INPUT DATA
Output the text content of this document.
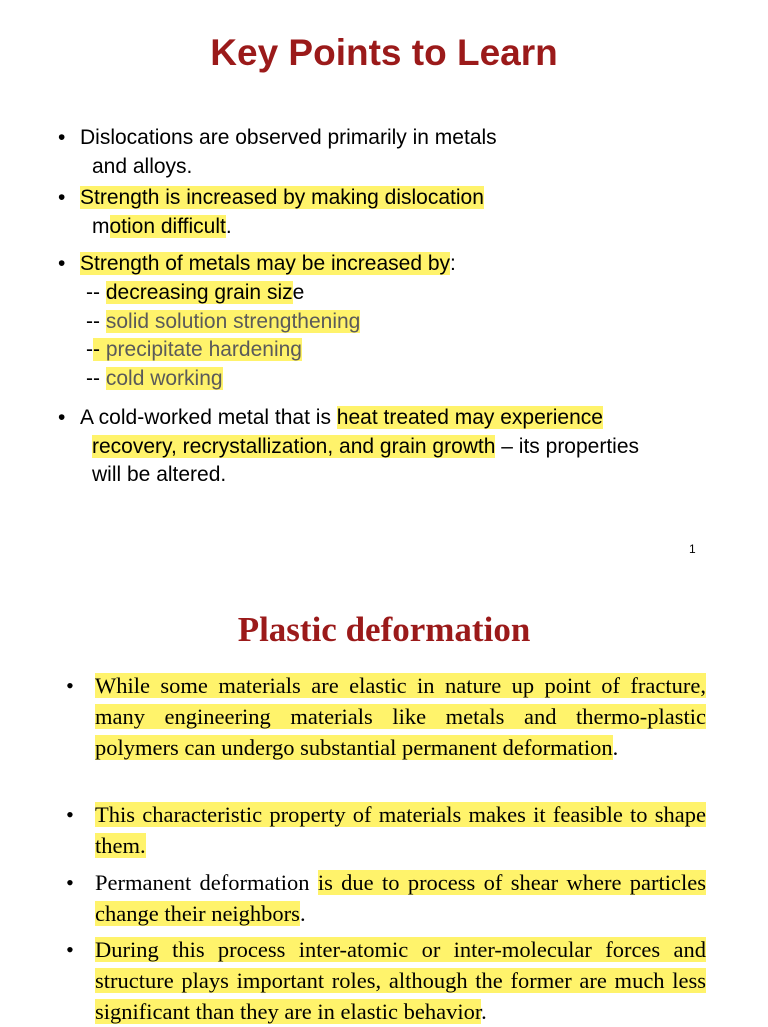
Key Points to Learn
• Dislocations are observed primarily in metals
and alloys.
• Strength is increased by making dislocation
motion difficult.
• Strength of metals may be increased by:
-- decreasing grain size
-- solid solution strengthening
-- precipitate hardening
-- cold working
• A cold-worked metal that is heat treated may experience
recovery, recrystallization, and grain growth – its properties
will be altered.
1
Plastic deformation
• While some materials are elastic in nature up point of fracture, many engineering materials like metals and thermo-plastic polymers can undergo substantial permanent deformation.
• This characteristic property of materials makes it feasible to shape them.
• Permanent deformation is due to process of shear where particles change their neighbors.
• During this process inter-atomic or inter-molecular forces and structure plays important roles, although the former are much less significant than they are in elastic behavior.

PROBLEM DESCRIPTION
Gather each line that holds "grain".

SOLVED PROBLEM
-- decreasing grain size
recovery, recrystallization, and grain growth – its properties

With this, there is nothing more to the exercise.